Do this: Go through the entries below, tally each line with the string "title", and give the final number by itself.

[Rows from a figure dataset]

* * *

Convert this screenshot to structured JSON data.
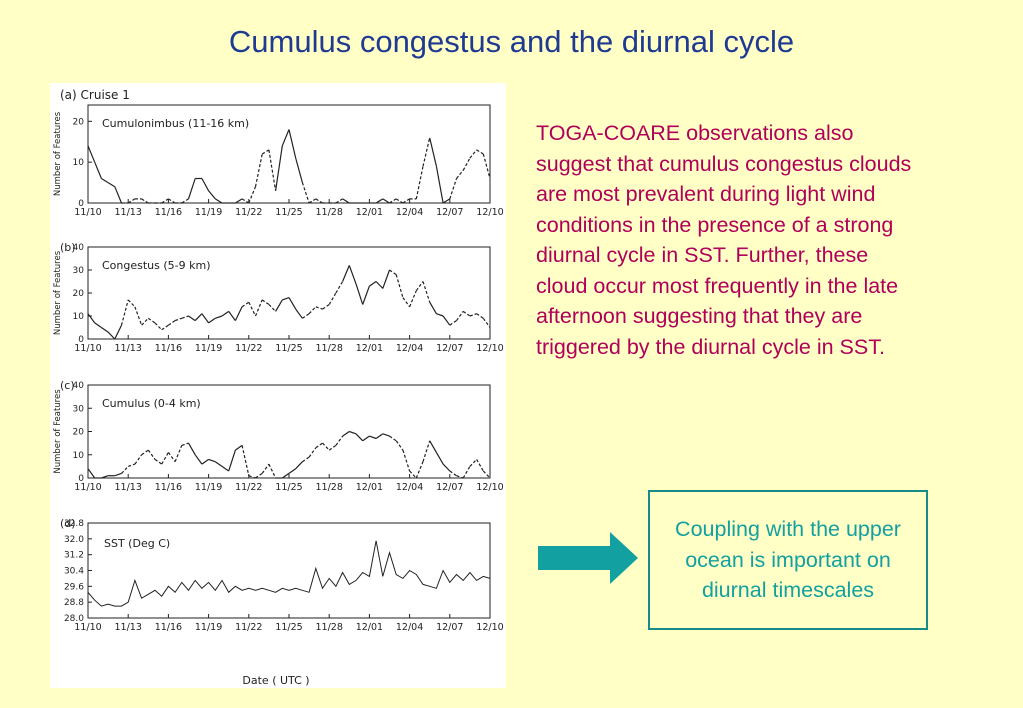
{
  "slide": {
    "title": "Cumulus congestus and the diurnal cycle",
    "body": "TOGA-COARE observations also suggest that cumulus congestus clouds are most prevalent during light wind conditions in the presence of a strong diurnal cycle in SST. Further, these cloud occur most frequently in the late afternoon suggesting that they are triggered by the diurnal cycle in SST.",
    "callout": "Coupling with the upper ocean is important on diurnal timescales",
    "arrow_icon": "right-arrow-icon",
    "colors": {
      "background": "#ffffc6",
      "title": "#1f3a93",
      "body": "#b0005a",
      "callout_text": "#13a0a0",
      "arrow": "#13a0a0"
    }
  },
  "figure": {
    "header": "(a)  Cruise 1",
    "xlabel": "Date ( UTC )"
  },
  "chart_data": [
    {
      "type": "line",
      "panel": "(a)",
      "label": "Cumulonimbus (11-16 km)",
      "ylabel": "Number of Features",
      "x_ticks": [
        "11/10",
        "11/13",
        "11/16",
        "11/19",
        "11/22",
        "11/25",
        "11/28",
        "12/01",
        "12/04",
        "12/07",
        "12/10"
      ],
      "y_ticks": [
        0,
        10,
        20
      ],
      "ylim": [
        0,
        24
      ],
      "x": [
        0,
        0.5,
        1,
        1.5,
        2,
        2.5,
        3,
        3.5,
        4,
        4.5,
        5,
        5.5,
        6,
        6.5,
        7,
        7.5,
        8,
        8.5,
        9,
        9.5,
        10,
        10.5,
        11,
        11.5,
        12,
        12.5,
        13,
        13.5,
        14,
        14.5,
        15,
        15.5,
        16,
        16.5,
        17,
        17.5,
        18,
        18.5,
        19,
        19.5,
        20,
        20.5,
        21,
        21.5,
        22,
        22.5,
        23,
        23.5,
        24,
        24.5,
        25,
        25.5,
        26,
        26.5,
        27,
        27.5,
        28,
        28.5,
        29,
        29.5,
        30
      ],
      "values": [
        14,
        10,
        6,
        5,
        4,
        0,
        0,
        1,
        1,
        0,
        0,
        0,
        1,
        0,
        0,
        1,
        6,
        6,
        3,
        1,
        0,
        0,
        0,
        1,
        0,
        4,
        12,
        13,
        3,
        14,
        18,
        11,
        5,
        0,
        1,
        0,
        0,
        0,
        1,
        0,
        0,
        0,
        0,
        0,
        1,
        0,
        1,
        0,
        1,
        1,
        9,
        16,
        9,
        0,
        1,
        6,
        8,
        11,
        13,
        12,
        6
      ]
    },
    {
      "type": "line",
      "panel": "(b)",
      "label": "Congestus (5-9 km)",
      "ylabel": "Number of Features",
      "x_ticks": [
        "11/10",
        "11/13",
        "11/16",
        "11/19",
        "11/22",
        "11/25",
        "11/28",
        "12/01",
        "12/04",
        "12/07",
        "12/10"
      ],
      "y_ticks": [
        0,
        10,
        20,
        30,
        40
      ],
      "ylim": [
        0,
        40
      ],
      "x": [
        0,
        0.5,
        1,
        1.5,
        2,
        2.5,
        3,
        3.5,
        4,
        4.5,
        5,
        5.5,
        6,
        6.5,
        7,
        7.5,
        8,
        8.5,
        9,
        9.5,
        10,
        10.5,
        11,
        11.5,
        12,
        12.5,
        13,
        13.5,
        14,
        14.5,
        15,
        15.5,
        16,
        16.5,
        17,
        17.5,
        18,
        18.5,
        19,
        19.5,
        20,
        20.5,
        21,
        21.5,
        22,
        22.5,
        23,
        23.5,
        24,
        24.5,
        25,
        25.5,
        26,
        26.5,
        27,
        27.5,
        28,
        28.5,
        29,
        29.5,
        30
      ],
      "values": [
        11,
        7,
        5,
        3,
        0,
        6,
        17,
        14,
        6,
        9,
        7,
        4,
        6,
        8,
        9,
        10,
        8,
        11,
        7,
        9,
        10,
        12,
        8,
        14,
        16,
        10,
        17,
        15,
        12,
        17,
        18,
        13,
        9,
        11,
        14,
        13,
        15,
        20,
        25,
        32,
        24,
        15,
        23,
        25,
        22,
        30,
        28,
        18,
        14,
        21,
        25,
        16,
        11,
        10,
        6,
        8,
        12,
        10,
        11,
        9,
        5
      ]
    },
    {
      "type": "line",
      "panel": "(c)",
      "label": "Cumulus (0-4 km)",
      "ylabel": "Number of Features",
      "x_ticks": [
        "11/10",
        "11/13",
        "11/16",
        "11/19",
        "11/22",
        "11/25",
        "11/28",
        "12/01",
        "12/04",
        "12/07",
        "12/10"
      ],
      "y_ticks": [
        0,
        10,
        20,
        30,
        40
      ],
      "ylim": [
        0,
        40
      ],
      "x": [
        0,
        0.5,
        1,
        1.5,
        2,
        2.5,
        3,
        3.5,
        4,
        4.5,
        5,
        5.5,
        6,
        6.5,
        7,
        7.5,
        8,
        8.5,
        9,
        9.5,
        10,
        10.5,
        11,
        11.5,
        12,
        12.5,
        13,
        13.5,
        14,
        14.5,
        15,
        15.5,
        16,
        16.5,
        17,
        17.5,
        18,
        18.5,
        19,
        19.5,
        20,
        20.5,
        21,
        21.5,
        22,
        22.5,
        23,
        23.5,
        24,
        24.5,
        25,
        25.5,
        26,
        26.5,
        27,
        27.5,
        28,
        28.5,
        29,
        29.5,
        30
      ],
      "values": [
        4,
        0,
        0,
        1,
        1,
        2,
        5,
        6,
        10,
        12,
        8,
        6,
        11,
        7,
        14,
        15,
        10,
        6,
        8,
        7,
        5,
        3,
        12,
        14,
        1,
        0,
        2,
        6,
        0,
        0,
        2,
        4,
        7,
        9,
        13,
        15,
        12,
        14,
        18,
        20,
        19,
        16,
        18,
        17,
        19,
        18,
        16,
        12,
        3,
        0,
        7,
        16,
        11,
        6,
        3,
        1,
        0,
        5,
        8,
        3,
        0
      ]
    },
    {
      "type": "line",
      "panel": "(d)",
      "label": "SST (Deg C)",
      "xlabel": "Date ( UTC )",
      "x_ticks": [
        "11/10",
        "11/13",
        "11/16",
        "11/19",
        "11/22",
        "11/25",
        "11/28",
        "12/01",
        "12/04",
        "12/07",
        "12/10"
      ],
      "y_ticks": [
        28.0,
        28.8,
        29.6,
        30.4,
        31.2,
        32.0,
        32.8
      ],
      "ylim": [
        28.0,
        32.8
      ],
      "x": [
        0,
        0.5,
        1,
        1.5,
        2,
        2.5,
        3,
        3.5,
        4,
        4.5,
        5,
        5.5,
        6,
        6.5,
        7,
        7.5,
        8,
        8.5,
        9,
        9.5,
        10,
        10.5,
        11,
        11.5,
        12,
        12.5,
        13,
        13.5,
        14,
        14.5,
        15,
        15.5,
        16,
        16.5,
        17,
        17.5,
        18,
        18.5,
        19,
        19.5,
        20,
        20.5,
        21,
        21.5,
        22,
        22.5,
        23,
        23.5,
        24,
        24.5,
        25,
        25.5,
        26,
        26.5,
        27,
        27.5,
        28,
        28.5,
        29,
        29.5,
        30
      ],
      "values": [
        29.3,
        28.9,
        28.6,
        28.7,
        28.6,
        28.6,
        28.8,
        29.9,
        29.0,
        29.2,
        29.4,
        29.1,
        29.6,
        29.3,
        29.8,
        29.4,
        29.9,
        29.5,
        29.8,
        29.4,
        29.9,
        29.3,
        29.6,
        29.4,
        29.5,
        29.4,
        29.5,
        29.4,
        29.3,
        29.5,
        29.4,
        29.5,
        29.4,
        29.3,
        30.5,
        29.5,
        30.0,
        29.6,
        30.3,
        29.7,
        29.9,
        30.3,
        30.1,
        31.9,
        30.1,
        31.3,
        30.2,
        30.0,
        30.4,
        30.2,
        29.7,
        29.6,
        29.5,
        30.4,
        29.8,
        30.2,
        29.9,
        30.3,
        29.9,
        30.1,
        30.0
      ]
    }
  ]
}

* * *

Written response: 2